*Directions*
Pull out every line in the data that has the string "остаются" in it.

*Stored rows*

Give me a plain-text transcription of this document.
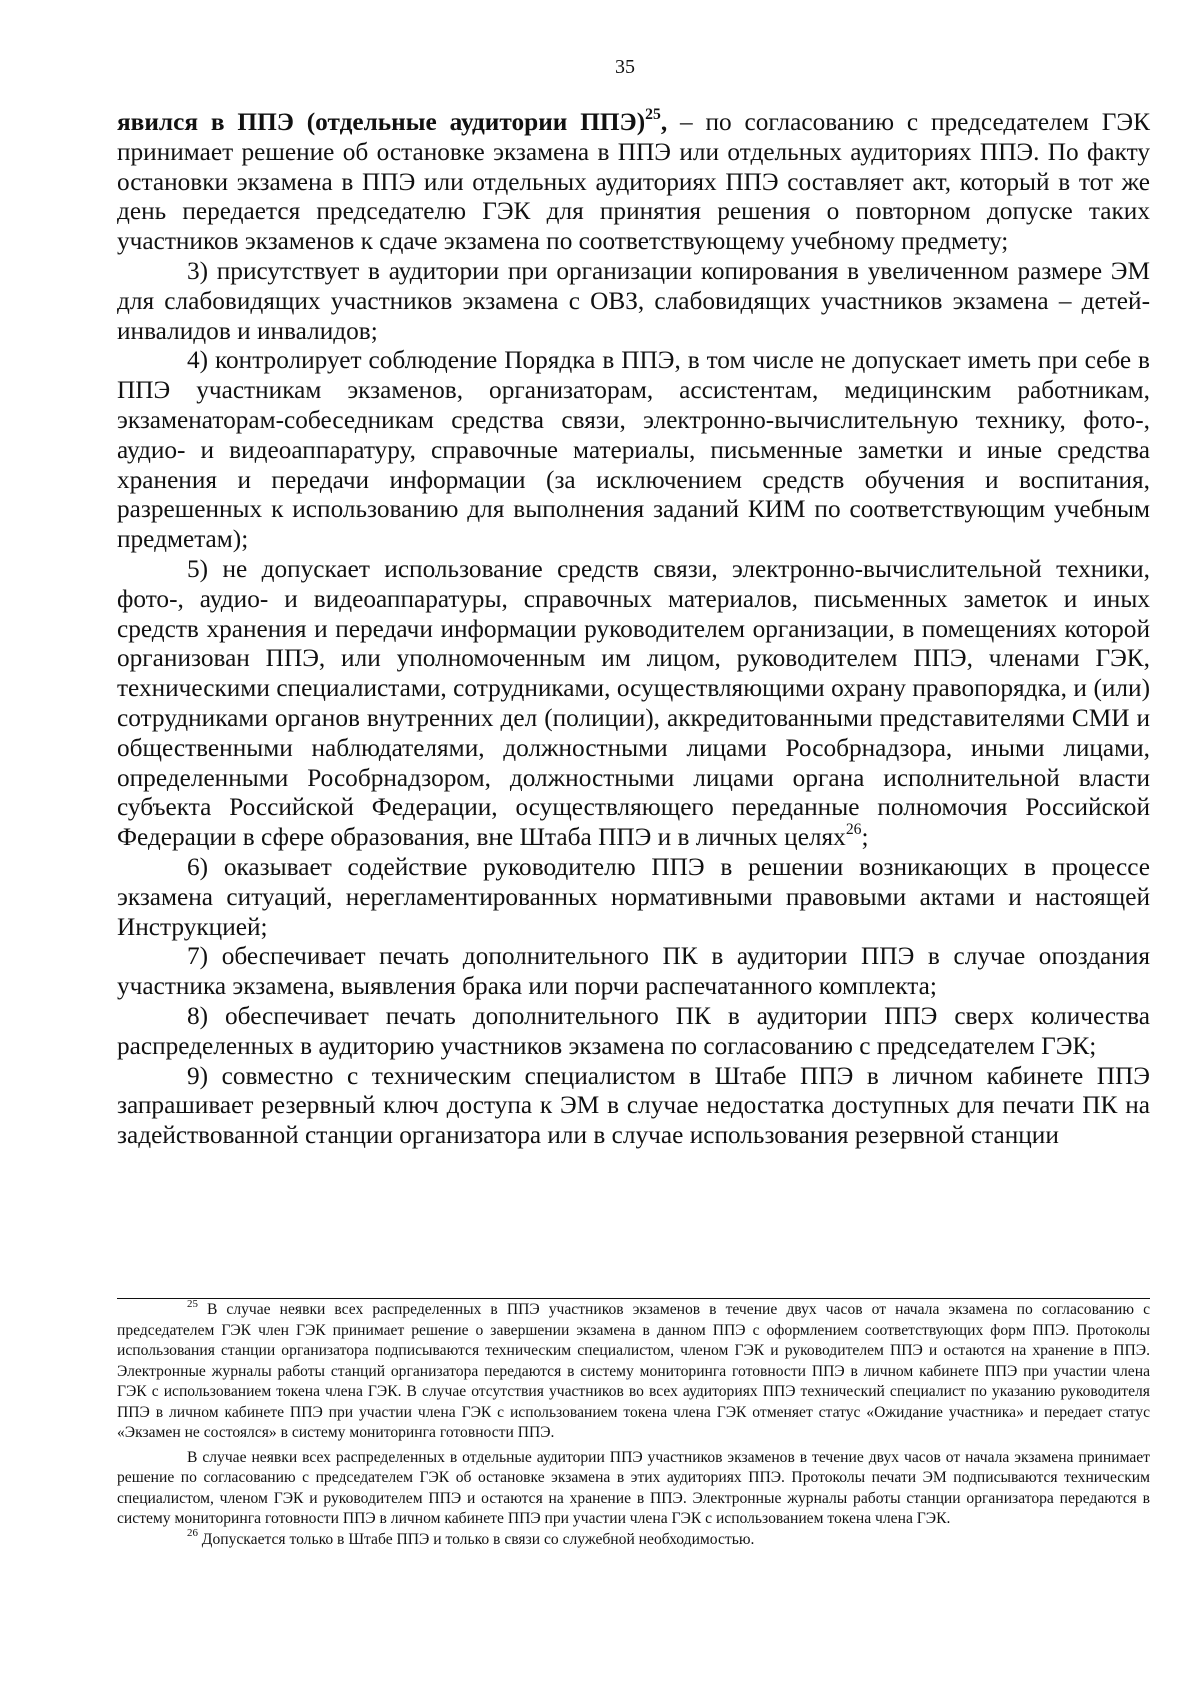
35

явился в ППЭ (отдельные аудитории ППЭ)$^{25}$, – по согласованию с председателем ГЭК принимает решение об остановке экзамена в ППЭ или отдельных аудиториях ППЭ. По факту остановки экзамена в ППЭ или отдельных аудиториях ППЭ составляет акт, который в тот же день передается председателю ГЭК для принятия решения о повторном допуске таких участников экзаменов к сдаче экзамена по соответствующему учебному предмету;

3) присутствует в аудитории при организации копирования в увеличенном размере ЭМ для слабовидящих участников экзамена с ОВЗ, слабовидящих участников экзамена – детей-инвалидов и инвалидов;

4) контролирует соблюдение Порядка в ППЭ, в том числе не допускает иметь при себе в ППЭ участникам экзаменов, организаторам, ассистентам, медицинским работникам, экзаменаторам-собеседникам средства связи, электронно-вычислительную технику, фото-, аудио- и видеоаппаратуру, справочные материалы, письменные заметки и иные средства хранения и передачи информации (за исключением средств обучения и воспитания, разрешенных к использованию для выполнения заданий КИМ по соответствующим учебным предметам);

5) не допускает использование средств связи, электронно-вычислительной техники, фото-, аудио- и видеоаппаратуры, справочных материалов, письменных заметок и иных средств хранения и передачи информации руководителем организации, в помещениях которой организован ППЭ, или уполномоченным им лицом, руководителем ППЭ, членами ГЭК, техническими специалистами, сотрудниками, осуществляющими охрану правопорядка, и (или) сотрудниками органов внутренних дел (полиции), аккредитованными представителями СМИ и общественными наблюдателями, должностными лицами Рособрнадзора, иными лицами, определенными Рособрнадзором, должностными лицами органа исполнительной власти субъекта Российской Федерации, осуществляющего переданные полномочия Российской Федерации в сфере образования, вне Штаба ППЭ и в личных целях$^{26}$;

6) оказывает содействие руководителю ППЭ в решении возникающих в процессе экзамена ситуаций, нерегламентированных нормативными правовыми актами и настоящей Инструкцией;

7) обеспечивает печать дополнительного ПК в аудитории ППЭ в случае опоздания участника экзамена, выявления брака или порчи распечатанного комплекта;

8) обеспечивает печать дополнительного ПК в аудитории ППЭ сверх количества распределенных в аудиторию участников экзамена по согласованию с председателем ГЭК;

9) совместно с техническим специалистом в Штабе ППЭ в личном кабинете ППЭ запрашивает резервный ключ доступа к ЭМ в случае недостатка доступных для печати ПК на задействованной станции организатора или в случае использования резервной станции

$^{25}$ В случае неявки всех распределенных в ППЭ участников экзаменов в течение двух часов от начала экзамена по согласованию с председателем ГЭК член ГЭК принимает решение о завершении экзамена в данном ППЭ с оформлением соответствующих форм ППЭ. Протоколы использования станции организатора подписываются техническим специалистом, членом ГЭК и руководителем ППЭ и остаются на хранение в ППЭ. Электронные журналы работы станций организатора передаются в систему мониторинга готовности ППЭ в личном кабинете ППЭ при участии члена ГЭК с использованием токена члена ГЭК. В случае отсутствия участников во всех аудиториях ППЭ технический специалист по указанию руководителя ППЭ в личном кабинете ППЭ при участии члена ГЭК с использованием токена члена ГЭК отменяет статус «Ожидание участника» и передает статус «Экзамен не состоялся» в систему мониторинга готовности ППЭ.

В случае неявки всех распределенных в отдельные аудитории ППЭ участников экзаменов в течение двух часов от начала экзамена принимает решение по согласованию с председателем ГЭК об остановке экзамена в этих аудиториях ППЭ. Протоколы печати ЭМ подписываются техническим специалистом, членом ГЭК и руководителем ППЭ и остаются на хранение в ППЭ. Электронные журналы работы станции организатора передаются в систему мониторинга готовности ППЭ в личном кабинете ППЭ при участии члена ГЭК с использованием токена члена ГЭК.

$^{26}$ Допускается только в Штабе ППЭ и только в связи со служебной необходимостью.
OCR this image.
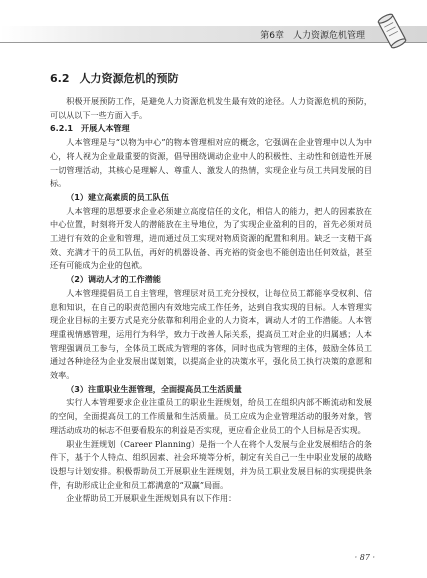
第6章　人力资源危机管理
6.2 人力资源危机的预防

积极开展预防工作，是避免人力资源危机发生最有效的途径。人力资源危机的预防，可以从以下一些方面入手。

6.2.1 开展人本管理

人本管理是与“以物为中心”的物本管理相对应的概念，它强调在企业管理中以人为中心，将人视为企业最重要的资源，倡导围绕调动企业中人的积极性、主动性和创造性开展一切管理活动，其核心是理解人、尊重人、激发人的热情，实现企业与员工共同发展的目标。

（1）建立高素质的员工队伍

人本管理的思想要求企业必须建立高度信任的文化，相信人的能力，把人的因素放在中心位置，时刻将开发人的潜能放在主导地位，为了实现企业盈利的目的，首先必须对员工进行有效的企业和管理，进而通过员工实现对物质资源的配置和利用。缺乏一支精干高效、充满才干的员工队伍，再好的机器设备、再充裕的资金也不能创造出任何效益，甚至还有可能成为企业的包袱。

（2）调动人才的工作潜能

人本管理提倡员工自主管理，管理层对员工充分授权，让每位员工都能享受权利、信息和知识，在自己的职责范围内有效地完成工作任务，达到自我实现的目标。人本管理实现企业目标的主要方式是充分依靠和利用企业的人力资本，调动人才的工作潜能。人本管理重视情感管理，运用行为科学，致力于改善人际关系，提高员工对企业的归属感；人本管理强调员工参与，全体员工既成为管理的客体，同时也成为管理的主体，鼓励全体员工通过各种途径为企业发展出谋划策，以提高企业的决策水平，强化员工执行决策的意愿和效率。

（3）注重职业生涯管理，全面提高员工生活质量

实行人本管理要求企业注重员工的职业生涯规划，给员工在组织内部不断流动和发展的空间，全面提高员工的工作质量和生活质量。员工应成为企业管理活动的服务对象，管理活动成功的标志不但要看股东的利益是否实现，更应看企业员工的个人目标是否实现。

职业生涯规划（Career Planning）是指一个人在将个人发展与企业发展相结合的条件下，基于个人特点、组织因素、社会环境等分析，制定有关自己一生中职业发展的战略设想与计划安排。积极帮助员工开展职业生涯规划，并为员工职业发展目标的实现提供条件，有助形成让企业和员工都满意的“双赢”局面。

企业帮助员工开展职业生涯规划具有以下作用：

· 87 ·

*Final result*
$^{25}$ В случае неявки всех распределенных в ППЭ участников экзаменов в течение двух часов от начала экзамена по согласованию с председателем ГЭК член ГЭК принимает решение о завершении экзамена в данном ППЭ с оформлением соответствующих форм ППЭ. Протоколы использования станции организатора подписываются техническим специалистом, членом ГЭК и руководителем ППЭ и остаются на хранение в ППЭ. Электронные журналы работы станций организатора передаются в систему мониторинга готовности ППЭ в личном кабинете ППЭ при участии члена ГЭК с использованием токена члена ГЭК. В случае отсутствия участников во всех аудиториях ППЭ технический специалист по указанию руководителя ППЭ в личном кабинете ППЭ при участии члена ГЭК с использованием токена члена ГЭК отменяет статус «Ожидание участника» и передает статус «Экзамен не состоялся» в систему мониторинга готовности ППЭ.
В случае неявки всех распределенных в отдельные аудитории ППЭ участников экзаменов в течение двух часов от начала экзамена принимает решение по согласованию с председателем ГЭК об остановке экзамена в этих аудиториях ППЭ. Протоколы печати ЭМ подписываются техническим специалистом, членом ГЭК и руководителем ППЭ и остаются на хранение в ППЭ. Электронные журналы работы станции организатора передаются в систему мониторинга готовности ППЭ в личном кабинете ППЭ при участии члена ГЭК с использованием токена члена ГЭК.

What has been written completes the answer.